Leave out the images and repeat the listing below without a single change.

-- START OF SUPPLIED ENTRIES --

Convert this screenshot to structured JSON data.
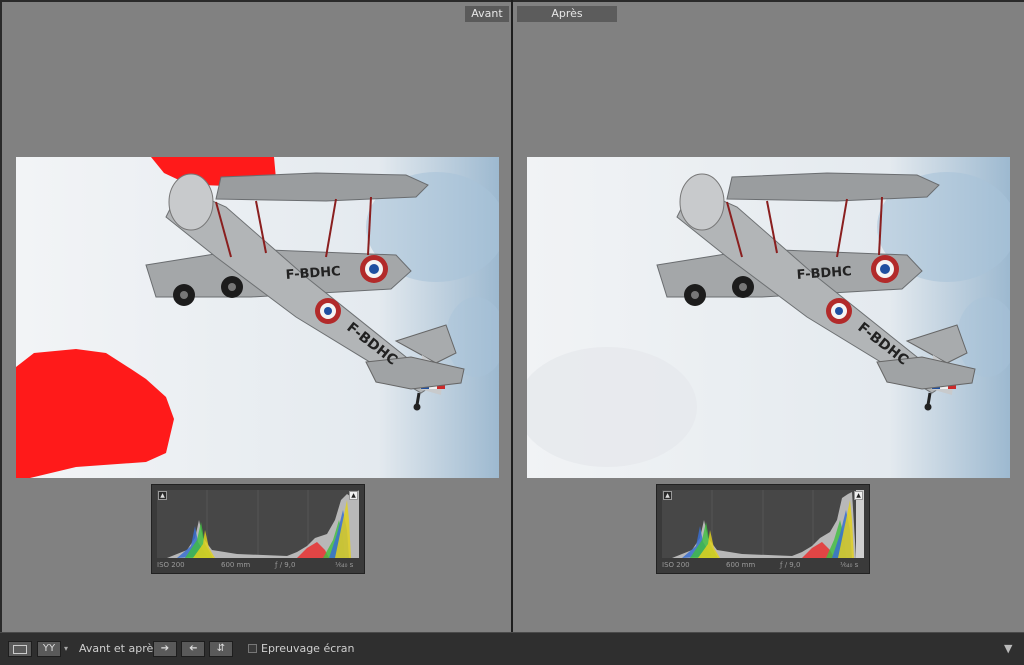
{
  "before_tab": "Avant",
  "after_tab": "Après",
  "before": {
    "iso": "ISO 200",
    "focal": "600 mm",
    "aperture": "ƒ / 9,0",
    "shutter": "¹⁄₆₄₀ s",
    "plane_reg": "F-BDHC"
  },
  "after": {
    "iso": "ISO 200",
    "focal": "600 mm",
    "aperture": "ƒ / 9,0",
    "shutter": "¹⁄₆₄₀ s",
    "plane_reg": "F-BDHC"
  },
  "toolbar": {
    "view_mode_icon": "single-view-icon",
    "before_after_label": "YY",
    "compare_label": "Avant et après :",
    "proof_label": "Epreuvage écran"
  },
  "colors": {
    "highlight_clip": "#ff1a1a",
    "panel_bg": "#818181",
    "toolbar_bg": "#2f2f2f"
  }
}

-- END OF SUPPLIED ENTRIES --

** RIGHT ANSWER **
Convert this screenshot to structured JSON data.
{
  "before_tab": "Avant",
  "after_tab": "Après",
  "before": {
    "iso": "ISO 200",
    "focal": "600 mm",
    "aperture": "ƒ / 9,0",
    "shutter": "¹⁄₆₄₀ s",
    "plane_reg": "F-BDHC"
  },
  "after": {
    "iso": "ISO 200",
    "focal": "600 mm",
    "aperture": "ƒ / 9,0",
    "shutter": "¹⁄₆₄₀ s",
    "plane_reg": "F-BDHC"
  },
  "toolbar": {
    "view_mode_icon": "single-view-icon",
    "before_after_label": "YY",
    "compare_label": "Avant et après :",
    "proof_label": "Epreuvage écran"
  },
  "colors": {
    "highlight_clip": "#ff1a1a",
    "panel_bg": "#818181",
    "toolbar_bg": "#2f2f2f"
  }
}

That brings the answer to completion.